● What you need to do
Omit every picture and write out the rest of the records exactly.

····················

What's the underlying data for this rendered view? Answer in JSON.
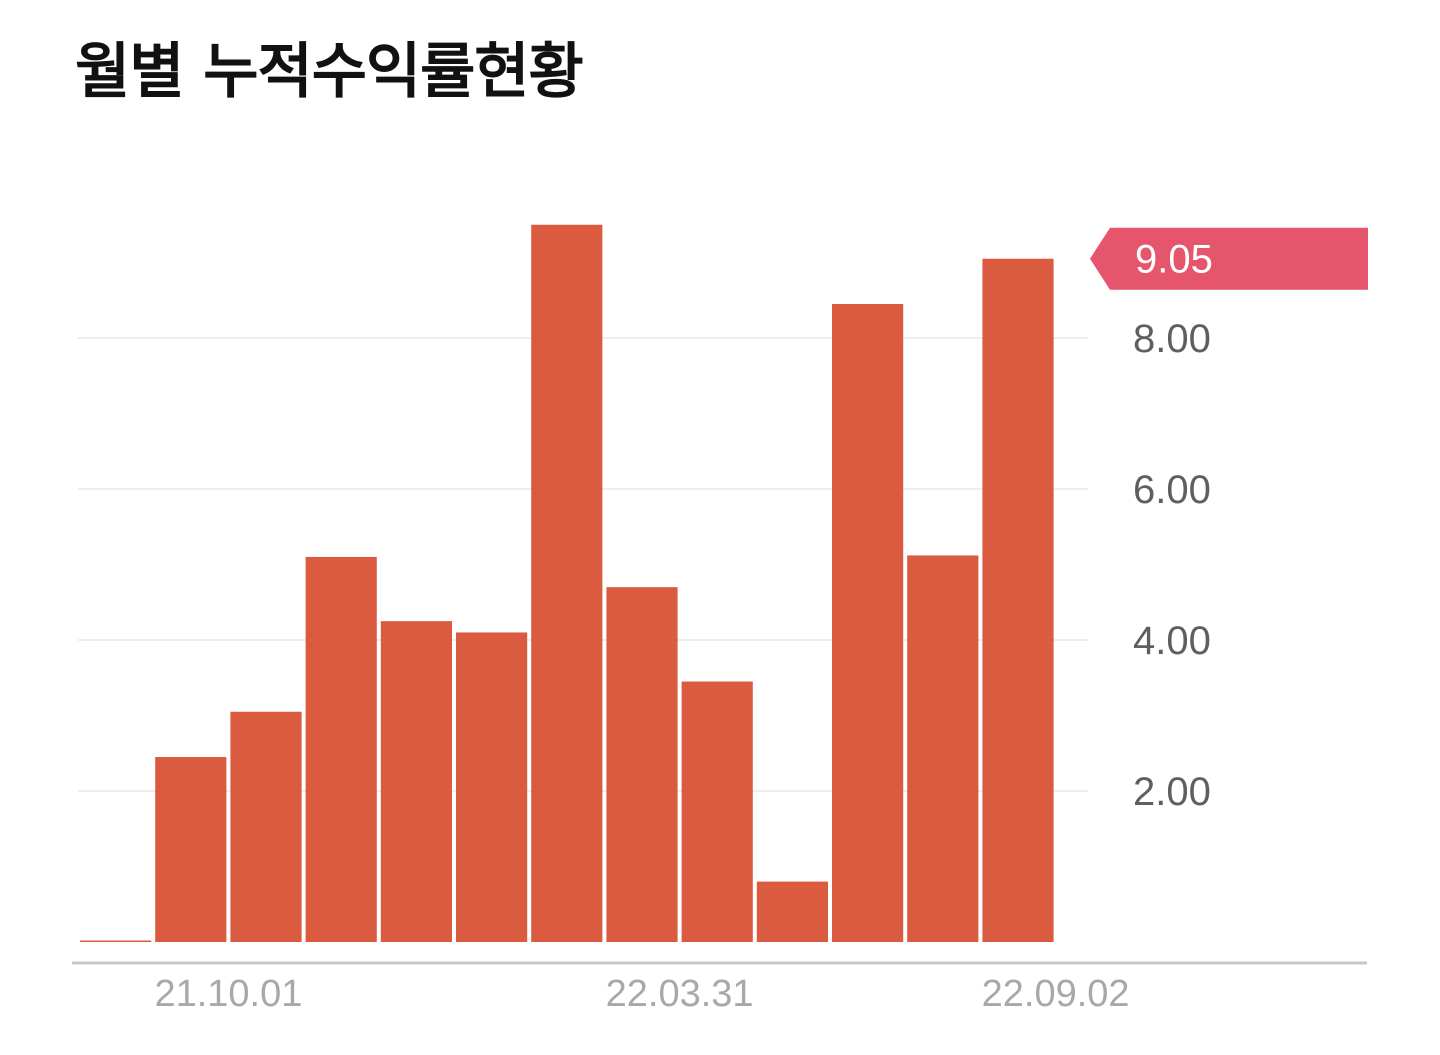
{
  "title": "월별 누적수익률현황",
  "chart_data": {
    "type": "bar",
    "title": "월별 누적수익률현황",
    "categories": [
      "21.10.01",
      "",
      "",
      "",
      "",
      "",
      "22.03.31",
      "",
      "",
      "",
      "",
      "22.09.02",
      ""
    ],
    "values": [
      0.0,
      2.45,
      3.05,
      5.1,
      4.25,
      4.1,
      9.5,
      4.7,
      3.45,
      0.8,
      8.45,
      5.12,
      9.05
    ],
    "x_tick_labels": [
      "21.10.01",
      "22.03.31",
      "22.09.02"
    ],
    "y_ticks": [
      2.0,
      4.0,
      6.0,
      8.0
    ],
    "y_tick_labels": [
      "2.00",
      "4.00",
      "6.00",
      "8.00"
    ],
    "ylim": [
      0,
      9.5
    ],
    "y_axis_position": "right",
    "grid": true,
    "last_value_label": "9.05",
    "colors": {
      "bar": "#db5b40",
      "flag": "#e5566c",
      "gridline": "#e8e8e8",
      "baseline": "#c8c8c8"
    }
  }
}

····················

● Worked solution
What's the underlying data for this rendered view? Answer in JSON.
{
  "title": "월별 누적수익률현황",
  "chart_data": {
    "type": "bar",
    "title": "월별 누적수익률현황",
    "categories": [
      "21.10.01",
      "",
      "",
      "",
      "",
      "",
      "22.03.31",
      "",
      "",
      "",
      "",
      "22.09.02",
      ""
    ],
    "values": [
      0.0,
      2.45,
      3.05,
      5.1,
      4.25,
      4.1,
      9.5,
      4.7,
      3.45,
      0.8,
      8.45,
      5.12,
      9.05
    ],
    "x_tick_labels": [
      "21.10.01",
      "22.03.31",
      "22.09.02"
    ],
    "y_ticks": [
      2.0,
      4.0,
      6.0,
      8.0
    ],
    "y_tick_labels": [
      "2.00",
      "4.00",
      "6.00",
      "8.00"
    ],
    "ylim": [
      0,
      9.5
    ],
    "y_axis_position": "right",
    "grid": true,
    "last_value_label": "9.05",
    "colors": {
      "bar": "#db5b40",
      "flag": "#e5566c",
      "gridline": "#e8e8e8",
      "baseline": "#c8c8c8"
    }
  }
}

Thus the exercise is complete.